### [Stated problem]
Copy out every line that contains the word "Anatolia".

Stored items
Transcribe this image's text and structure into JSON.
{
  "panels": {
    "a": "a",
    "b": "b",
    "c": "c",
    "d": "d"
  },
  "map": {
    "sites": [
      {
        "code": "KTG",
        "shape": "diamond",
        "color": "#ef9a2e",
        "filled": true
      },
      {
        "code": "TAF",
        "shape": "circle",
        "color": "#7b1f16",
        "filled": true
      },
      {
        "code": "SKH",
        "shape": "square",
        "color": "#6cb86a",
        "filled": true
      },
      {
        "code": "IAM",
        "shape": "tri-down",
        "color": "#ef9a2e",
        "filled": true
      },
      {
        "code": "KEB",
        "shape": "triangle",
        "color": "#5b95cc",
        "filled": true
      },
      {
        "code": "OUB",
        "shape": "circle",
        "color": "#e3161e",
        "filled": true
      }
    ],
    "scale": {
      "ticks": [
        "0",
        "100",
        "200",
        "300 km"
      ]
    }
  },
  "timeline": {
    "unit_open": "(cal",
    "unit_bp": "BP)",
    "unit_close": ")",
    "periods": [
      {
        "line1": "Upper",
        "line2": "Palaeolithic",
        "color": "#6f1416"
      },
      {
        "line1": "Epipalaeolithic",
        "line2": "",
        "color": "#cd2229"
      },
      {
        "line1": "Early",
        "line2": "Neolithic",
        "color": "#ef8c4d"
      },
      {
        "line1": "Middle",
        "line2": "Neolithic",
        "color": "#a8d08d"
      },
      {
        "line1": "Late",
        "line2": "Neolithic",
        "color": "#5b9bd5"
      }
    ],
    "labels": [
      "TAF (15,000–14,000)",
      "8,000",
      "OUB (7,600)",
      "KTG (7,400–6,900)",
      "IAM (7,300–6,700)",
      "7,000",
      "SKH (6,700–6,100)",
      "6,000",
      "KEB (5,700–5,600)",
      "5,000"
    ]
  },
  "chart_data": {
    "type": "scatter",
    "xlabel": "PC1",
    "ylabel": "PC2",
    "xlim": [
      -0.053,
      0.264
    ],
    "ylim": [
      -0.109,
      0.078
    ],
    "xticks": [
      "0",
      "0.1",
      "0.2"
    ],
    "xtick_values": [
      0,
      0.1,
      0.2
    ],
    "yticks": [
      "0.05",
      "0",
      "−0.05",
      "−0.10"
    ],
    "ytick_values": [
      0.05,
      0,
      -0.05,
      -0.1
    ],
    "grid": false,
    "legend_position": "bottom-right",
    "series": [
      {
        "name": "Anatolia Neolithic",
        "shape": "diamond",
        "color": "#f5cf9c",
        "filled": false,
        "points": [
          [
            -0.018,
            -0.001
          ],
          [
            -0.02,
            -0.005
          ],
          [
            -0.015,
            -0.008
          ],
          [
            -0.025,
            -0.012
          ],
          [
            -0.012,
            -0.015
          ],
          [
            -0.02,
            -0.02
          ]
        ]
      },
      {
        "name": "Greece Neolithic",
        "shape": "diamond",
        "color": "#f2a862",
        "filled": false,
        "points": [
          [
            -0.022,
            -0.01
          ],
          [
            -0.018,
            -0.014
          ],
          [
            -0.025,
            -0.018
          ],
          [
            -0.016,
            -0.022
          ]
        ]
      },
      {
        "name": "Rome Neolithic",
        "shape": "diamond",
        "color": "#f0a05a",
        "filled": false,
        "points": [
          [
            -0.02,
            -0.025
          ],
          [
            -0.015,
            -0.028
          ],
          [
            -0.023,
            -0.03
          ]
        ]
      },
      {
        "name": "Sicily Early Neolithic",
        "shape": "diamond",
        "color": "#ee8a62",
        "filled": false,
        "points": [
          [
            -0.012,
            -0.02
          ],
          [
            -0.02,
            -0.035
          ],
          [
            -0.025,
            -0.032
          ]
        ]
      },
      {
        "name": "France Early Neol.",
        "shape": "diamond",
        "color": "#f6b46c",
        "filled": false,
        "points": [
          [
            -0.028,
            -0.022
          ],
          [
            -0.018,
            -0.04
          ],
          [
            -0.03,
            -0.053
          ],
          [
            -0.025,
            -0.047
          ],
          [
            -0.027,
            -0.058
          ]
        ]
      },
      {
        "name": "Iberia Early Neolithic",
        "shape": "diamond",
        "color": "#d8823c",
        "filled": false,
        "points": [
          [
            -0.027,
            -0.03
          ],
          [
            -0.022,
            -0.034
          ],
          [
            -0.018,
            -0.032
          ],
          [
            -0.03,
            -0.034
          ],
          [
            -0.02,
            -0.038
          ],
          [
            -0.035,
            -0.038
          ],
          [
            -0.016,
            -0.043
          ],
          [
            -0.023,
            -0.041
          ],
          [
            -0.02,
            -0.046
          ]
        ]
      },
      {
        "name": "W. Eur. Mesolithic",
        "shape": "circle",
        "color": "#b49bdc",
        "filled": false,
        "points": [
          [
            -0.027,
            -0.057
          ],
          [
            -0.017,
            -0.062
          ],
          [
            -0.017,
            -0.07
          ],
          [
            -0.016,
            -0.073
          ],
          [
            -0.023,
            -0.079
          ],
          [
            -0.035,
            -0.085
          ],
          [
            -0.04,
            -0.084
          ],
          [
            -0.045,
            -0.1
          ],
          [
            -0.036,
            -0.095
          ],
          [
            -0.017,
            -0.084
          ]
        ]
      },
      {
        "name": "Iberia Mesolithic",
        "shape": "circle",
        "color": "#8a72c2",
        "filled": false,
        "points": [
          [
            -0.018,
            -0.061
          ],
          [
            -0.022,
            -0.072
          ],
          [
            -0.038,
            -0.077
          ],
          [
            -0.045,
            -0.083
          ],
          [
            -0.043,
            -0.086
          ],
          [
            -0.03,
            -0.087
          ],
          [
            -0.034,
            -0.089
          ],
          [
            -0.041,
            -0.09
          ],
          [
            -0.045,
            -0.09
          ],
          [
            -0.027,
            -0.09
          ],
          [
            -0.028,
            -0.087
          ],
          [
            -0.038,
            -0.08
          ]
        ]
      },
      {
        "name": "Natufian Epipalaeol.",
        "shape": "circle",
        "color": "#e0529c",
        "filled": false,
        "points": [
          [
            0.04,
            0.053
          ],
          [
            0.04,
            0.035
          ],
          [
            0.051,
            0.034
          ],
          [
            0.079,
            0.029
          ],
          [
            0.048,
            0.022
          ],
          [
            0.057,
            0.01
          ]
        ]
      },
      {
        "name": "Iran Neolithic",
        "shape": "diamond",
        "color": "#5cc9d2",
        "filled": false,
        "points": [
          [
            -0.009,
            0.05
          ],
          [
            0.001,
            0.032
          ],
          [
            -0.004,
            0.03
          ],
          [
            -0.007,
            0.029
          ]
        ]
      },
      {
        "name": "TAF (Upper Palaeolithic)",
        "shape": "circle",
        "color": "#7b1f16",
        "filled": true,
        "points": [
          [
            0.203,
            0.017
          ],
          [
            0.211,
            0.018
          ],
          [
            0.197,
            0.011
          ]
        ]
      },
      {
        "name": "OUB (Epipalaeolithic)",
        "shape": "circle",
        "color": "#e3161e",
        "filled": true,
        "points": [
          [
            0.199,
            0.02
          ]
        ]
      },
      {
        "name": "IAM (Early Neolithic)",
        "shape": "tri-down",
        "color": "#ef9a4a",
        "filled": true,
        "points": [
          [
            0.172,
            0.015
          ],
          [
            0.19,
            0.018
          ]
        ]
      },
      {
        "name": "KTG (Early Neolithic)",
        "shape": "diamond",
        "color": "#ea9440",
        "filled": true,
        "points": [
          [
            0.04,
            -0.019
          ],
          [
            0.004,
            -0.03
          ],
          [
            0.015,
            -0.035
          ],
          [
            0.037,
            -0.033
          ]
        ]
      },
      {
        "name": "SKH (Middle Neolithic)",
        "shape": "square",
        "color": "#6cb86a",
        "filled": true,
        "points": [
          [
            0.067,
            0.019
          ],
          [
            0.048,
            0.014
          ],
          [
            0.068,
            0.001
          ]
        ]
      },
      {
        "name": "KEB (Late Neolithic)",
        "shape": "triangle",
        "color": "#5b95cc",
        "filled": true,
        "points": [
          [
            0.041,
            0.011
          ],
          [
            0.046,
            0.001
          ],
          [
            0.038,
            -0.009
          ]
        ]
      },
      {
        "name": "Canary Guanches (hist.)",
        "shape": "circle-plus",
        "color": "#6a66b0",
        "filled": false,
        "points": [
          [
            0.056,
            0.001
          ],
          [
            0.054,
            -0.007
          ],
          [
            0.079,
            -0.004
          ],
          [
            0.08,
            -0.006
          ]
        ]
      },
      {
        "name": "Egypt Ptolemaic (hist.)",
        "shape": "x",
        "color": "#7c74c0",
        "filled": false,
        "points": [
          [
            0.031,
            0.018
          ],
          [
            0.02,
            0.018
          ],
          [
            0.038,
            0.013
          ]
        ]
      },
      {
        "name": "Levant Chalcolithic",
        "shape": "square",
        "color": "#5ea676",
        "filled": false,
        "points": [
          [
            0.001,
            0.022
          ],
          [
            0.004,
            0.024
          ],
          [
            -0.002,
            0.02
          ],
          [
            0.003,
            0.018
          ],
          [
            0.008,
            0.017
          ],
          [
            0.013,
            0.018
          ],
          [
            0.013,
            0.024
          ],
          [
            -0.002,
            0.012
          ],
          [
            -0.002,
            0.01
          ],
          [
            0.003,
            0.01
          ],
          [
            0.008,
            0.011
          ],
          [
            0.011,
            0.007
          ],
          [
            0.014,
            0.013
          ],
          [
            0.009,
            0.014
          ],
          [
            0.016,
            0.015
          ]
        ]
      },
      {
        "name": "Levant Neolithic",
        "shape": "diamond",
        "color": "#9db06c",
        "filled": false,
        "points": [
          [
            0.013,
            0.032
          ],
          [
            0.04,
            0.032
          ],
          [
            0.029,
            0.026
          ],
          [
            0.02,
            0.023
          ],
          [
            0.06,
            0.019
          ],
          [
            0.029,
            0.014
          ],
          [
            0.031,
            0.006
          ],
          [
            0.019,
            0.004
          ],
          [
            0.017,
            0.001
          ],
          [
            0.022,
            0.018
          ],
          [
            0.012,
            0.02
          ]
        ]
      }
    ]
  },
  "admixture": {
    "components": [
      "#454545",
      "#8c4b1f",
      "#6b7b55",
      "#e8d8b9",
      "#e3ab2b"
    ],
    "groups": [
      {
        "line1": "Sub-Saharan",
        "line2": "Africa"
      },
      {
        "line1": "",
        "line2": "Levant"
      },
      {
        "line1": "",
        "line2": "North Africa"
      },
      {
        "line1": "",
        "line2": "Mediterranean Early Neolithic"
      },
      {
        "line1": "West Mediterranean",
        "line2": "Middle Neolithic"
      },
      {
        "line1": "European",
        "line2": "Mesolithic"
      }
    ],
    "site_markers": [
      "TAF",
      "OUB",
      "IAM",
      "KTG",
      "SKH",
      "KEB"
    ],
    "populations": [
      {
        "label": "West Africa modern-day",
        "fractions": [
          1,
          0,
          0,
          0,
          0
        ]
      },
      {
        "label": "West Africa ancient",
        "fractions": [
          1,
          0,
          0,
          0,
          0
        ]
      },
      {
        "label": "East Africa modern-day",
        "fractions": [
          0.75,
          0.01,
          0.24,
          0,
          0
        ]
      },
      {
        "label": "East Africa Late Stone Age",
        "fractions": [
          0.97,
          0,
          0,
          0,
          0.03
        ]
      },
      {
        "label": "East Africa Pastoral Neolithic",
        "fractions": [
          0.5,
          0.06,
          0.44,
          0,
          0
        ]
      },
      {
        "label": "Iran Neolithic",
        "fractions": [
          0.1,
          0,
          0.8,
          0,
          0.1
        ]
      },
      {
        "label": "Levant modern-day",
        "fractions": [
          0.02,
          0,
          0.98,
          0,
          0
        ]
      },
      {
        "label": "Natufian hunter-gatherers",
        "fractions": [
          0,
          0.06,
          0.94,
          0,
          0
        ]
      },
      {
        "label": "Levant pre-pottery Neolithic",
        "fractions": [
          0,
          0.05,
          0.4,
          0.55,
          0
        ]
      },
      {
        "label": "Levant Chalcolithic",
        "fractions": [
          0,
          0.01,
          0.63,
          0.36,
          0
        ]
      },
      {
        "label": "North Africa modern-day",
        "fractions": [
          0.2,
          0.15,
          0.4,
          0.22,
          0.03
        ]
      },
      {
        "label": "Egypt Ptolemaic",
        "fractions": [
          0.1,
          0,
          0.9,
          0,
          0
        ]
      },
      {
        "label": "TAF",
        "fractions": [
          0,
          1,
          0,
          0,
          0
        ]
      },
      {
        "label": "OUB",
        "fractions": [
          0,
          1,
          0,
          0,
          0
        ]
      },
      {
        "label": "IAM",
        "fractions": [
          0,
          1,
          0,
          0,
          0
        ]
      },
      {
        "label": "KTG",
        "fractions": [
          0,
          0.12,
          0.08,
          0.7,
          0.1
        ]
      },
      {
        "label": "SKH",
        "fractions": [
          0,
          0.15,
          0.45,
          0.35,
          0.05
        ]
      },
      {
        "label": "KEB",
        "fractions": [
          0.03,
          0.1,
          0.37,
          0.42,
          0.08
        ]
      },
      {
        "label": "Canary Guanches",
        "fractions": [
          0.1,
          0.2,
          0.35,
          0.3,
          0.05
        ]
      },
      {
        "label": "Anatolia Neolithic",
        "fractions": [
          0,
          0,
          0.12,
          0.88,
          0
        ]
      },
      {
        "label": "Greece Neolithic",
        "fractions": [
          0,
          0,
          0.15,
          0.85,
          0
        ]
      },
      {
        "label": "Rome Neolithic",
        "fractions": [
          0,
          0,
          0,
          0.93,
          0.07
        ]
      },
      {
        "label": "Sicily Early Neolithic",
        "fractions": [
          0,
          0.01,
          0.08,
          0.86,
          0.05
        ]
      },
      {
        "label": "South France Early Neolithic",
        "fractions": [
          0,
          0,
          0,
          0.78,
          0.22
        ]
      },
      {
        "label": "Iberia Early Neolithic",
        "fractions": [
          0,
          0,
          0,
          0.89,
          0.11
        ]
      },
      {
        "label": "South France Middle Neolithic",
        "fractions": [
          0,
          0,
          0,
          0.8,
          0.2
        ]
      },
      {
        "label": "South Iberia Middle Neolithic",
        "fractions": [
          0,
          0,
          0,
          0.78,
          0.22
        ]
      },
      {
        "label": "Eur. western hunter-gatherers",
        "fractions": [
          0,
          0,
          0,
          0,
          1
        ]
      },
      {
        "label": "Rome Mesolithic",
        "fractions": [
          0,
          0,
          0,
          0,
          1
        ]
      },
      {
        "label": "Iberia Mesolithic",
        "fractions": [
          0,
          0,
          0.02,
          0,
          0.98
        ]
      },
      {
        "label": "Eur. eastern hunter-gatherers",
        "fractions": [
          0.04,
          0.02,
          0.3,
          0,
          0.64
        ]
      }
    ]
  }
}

### [Final result]
        "name": "Anatolia Neolithic",
        "label": "Anatolia Neolithic",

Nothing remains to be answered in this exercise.